Problem statement => Return each line of the records holding the string "chewing".

Provided information =>
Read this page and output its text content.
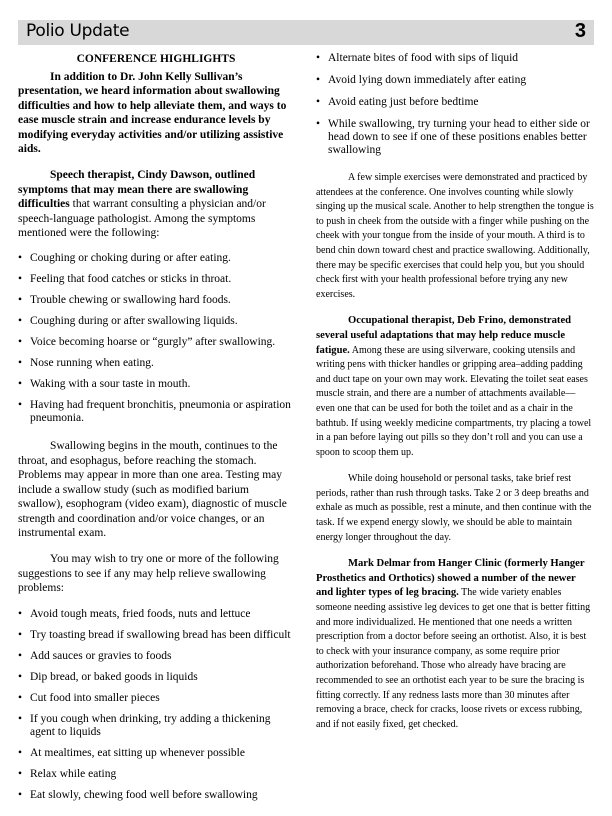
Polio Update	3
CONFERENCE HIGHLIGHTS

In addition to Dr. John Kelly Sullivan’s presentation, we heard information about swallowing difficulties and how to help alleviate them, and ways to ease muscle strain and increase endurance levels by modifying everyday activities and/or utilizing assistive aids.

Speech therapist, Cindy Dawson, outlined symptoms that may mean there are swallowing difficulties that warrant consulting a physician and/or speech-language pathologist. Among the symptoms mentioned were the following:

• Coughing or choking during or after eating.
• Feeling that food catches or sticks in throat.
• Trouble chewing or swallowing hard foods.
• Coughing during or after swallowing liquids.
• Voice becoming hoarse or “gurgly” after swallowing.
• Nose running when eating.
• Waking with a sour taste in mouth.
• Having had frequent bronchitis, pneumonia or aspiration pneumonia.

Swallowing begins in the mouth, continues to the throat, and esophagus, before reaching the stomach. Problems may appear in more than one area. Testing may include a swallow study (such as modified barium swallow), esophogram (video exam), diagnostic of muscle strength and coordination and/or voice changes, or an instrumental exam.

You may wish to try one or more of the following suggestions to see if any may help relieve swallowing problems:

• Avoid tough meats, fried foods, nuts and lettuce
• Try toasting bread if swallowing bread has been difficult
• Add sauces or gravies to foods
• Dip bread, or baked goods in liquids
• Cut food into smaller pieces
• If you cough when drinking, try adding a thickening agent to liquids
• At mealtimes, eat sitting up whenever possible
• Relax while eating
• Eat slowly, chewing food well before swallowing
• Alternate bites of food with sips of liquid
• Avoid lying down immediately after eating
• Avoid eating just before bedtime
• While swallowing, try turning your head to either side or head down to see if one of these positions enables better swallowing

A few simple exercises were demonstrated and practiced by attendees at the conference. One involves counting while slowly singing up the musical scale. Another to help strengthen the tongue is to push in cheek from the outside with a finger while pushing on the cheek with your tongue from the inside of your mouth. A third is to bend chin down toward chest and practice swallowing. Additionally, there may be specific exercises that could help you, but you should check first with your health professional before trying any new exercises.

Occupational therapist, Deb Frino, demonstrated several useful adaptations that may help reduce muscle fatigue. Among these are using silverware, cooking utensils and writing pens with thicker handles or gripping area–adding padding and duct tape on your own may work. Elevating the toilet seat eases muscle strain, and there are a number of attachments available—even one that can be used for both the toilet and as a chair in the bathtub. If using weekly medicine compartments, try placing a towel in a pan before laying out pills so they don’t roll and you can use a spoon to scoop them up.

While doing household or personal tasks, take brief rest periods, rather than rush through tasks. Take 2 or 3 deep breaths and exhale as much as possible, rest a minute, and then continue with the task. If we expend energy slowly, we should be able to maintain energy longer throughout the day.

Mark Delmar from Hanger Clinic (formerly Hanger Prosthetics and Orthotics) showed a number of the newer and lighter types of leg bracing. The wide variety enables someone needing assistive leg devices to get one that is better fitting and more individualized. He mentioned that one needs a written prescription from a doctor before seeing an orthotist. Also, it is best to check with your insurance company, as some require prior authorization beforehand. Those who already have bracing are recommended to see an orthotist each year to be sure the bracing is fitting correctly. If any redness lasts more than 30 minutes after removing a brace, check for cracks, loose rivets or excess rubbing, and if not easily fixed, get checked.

Finished task =>
• Trouble chewing or swallowing hard foods.
• Eat slowly, chewing food well before swallowing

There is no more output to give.